··· LISTED ENTRIES ···

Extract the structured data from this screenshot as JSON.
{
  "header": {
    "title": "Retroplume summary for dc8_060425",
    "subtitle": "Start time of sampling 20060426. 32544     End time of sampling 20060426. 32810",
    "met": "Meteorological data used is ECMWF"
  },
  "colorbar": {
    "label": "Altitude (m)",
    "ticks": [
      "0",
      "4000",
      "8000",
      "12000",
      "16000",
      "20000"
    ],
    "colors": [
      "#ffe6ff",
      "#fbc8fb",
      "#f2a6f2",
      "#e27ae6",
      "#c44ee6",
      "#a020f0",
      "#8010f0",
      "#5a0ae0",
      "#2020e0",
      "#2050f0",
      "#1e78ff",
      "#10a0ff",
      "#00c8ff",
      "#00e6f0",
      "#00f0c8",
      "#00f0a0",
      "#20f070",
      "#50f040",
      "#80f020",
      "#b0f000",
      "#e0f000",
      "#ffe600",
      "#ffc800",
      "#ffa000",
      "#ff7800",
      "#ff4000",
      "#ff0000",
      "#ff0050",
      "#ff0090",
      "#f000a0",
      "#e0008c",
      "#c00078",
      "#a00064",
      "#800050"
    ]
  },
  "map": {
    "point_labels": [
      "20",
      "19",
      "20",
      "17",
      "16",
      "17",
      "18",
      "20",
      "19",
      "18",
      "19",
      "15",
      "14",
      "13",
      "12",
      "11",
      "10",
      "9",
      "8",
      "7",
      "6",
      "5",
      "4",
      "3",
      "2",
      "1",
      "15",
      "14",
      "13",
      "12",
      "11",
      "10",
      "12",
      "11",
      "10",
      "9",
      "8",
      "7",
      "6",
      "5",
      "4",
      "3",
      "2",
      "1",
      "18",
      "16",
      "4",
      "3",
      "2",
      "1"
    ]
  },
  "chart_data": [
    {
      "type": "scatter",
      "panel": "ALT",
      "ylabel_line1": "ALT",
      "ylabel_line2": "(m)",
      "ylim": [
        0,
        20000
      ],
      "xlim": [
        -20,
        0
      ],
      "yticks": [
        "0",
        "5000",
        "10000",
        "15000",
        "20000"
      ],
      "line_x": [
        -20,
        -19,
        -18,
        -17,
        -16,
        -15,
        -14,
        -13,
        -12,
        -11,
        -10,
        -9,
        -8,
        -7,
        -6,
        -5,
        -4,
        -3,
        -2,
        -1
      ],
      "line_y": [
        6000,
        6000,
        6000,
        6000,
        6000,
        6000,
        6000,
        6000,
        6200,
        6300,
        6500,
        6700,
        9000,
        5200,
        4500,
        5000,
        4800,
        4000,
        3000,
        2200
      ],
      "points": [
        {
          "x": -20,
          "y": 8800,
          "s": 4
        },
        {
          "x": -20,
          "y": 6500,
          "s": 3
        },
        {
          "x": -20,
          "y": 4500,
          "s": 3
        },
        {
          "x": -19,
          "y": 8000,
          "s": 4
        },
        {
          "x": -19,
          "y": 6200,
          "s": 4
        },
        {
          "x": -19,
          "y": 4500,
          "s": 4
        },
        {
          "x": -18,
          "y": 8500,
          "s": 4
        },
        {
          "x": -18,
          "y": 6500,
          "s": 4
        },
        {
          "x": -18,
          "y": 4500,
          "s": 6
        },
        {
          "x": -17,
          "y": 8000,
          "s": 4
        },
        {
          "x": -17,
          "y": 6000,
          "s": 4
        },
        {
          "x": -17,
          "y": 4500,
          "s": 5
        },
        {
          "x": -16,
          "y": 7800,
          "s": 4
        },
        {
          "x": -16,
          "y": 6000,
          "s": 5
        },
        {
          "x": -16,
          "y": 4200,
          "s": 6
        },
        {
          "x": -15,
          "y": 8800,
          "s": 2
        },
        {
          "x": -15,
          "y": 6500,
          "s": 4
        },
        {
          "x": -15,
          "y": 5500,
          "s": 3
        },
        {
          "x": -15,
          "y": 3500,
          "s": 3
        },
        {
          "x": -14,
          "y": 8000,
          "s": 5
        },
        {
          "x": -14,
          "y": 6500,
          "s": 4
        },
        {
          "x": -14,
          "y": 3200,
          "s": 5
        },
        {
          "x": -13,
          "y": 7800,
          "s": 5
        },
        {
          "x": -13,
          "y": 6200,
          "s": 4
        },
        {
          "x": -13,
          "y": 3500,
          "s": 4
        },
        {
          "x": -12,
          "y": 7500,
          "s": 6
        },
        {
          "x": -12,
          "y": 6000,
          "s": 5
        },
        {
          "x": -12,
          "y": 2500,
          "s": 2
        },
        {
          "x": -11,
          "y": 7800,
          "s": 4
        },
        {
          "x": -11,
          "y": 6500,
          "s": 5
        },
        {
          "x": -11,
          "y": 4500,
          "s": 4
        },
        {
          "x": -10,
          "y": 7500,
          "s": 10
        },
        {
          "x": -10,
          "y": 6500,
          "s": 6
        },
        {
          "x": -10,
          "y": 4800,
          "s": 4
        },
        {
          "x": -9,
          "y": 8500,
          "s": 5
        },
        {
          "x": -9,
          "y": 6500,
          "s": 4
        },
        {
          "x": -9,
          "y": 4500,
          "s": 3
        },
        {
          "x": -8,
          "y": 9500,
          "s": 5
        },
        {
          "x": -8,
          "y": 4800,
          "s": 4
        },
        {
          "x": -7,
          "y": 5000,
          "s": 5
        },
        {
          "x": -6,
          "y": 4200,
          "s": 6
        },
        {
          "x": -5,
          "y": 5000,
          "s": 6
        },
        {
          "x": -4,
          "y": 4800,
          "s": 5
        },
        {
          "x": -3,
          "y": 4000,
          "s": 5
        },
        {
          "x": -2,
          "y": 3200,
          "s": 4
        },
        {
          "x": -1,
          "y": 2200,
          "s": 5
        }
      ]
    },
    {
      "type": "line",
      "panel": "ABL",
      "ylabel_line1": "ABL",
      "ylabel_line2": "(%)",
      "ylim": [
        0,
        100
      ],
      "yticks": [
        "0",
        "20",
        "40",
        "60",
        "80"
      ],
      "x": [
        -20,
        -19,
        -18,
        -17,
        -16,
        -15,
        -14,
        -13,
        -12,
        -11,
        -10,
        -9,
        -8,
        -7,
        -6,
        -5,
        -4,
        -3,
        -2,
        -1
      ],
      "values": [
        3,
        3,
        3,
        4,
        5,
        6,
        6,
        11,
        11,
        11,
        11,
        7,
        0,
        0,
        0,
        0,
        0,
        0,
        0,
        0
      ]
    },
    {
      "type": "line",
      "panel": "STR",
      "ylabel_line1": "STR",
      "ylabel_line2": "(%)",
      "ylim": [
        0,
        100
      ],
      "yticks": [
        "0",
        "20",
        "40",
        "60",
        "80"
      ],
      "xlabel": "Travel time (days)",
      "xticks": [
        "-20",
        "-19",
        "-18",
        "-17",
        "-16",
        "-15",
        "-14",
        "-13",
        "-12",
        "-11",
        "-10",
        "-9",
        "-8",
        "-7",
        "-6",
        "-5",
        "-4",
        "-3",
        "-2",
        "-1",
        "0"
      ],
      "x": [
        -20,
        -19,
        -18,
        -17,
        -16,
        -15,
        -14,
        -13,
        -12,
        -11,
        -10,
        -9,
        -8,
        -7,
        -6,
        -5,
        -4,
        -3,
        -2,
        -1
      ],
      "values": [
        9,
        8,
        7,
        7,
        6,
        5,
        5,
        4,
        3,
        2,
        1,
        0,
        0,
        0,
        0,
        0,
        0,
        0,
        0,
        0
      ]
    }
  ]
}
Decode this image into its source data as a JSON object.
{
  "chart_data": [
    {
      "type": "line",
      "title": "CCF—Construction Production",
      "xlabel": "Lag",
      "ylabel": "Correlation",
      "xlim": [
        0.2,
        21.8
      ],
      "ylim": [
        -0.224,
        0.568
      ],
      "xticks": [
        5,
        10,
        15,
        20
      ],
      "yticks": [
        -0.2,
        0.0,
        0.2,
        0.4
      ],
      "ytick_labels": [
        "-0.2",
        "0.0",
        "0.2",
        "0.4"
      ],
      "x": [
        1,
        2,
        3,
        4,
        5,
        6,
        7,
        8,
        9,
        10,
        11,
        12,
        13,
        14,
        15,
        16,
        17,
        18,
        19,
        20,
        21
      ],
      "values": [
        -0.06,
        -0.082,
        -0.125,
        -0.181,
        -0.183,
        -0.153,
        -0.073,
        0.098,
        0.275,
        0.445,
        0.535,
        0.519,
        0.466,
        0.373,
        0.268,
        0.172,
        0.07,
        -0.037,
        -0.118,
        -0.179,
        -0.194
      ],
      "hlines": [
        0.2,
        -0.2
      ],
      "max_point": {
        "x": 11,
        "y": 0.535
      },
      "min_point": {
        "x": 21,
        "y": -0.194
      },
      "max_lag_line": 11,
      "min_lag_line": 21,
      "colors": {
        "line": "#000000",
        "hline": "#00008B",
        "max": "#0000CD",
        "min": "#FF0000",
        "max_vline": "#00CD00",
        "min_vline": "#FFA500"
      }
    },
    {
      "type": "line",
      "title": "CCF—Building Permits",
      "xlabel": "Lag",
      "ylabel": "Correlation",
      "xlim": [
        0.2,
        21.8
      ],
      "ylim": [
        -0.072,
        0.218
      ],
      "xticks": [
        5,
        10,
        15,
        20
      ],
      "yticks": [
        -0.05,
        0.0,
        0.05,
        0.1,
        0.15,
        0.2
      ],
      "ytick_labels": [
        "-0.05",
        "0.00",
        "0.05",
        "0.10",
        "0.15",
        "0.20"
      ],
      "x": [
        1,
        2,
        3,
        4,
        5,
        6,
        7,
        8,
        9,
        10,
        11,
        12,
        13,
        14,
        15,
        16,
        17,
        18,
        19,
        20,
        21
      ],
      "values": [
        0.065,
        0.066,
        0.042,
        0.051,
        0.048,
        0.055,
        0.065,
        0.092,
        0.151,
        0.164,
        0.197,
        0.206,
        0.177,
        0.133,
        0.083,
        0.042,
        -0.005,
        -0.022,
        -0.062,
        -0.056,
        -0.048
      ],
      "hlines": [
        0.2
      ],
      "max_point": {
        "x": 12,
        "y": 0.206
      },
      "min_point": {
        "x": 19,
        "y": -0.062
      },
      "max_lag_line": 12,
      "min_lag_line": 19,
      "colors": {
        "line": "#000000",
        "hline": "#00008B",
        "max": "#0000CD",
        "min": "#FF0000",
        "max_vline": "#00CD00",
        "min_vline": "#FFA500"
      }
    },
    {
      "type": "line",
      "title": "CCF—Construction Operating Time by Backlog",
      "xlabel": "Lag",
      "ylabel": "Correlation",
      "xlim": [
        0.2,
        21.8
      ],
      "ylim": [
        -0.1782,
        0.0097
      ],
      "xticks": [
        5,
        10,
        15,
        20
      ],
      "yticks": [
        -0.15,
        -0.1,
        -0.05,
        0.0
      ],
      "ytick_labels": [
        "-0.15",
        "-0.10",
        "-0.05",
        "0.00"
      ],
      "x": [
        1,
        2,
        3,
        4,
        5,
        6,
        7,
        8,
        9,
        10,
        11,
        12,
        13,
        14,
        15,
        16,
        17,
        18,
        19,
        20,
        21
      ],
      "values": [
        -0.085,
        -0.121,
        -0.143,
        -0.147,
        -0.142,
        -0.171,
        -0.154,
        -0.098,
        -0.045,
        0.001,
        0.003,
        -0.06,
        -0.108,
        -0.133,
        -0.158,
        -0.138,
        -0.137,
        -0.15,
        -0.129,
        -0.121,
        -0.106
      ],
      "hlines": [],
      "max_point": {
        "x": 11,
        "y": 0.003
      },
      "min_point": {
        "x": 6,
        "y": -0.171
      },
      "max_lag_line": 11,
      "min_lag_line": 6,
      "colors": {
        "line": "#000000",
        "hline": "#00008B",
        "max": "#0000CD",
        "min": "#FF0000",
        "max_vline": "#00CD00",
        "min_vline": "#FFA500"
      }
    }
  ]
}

···

WHAT IS REQUIRED → Copy every single line of the material above that holds "JSON".

WRITTEN ANSWER →
Extract the structured data from this screenshot as JSON.
Decode this image into its source data as a JSON object.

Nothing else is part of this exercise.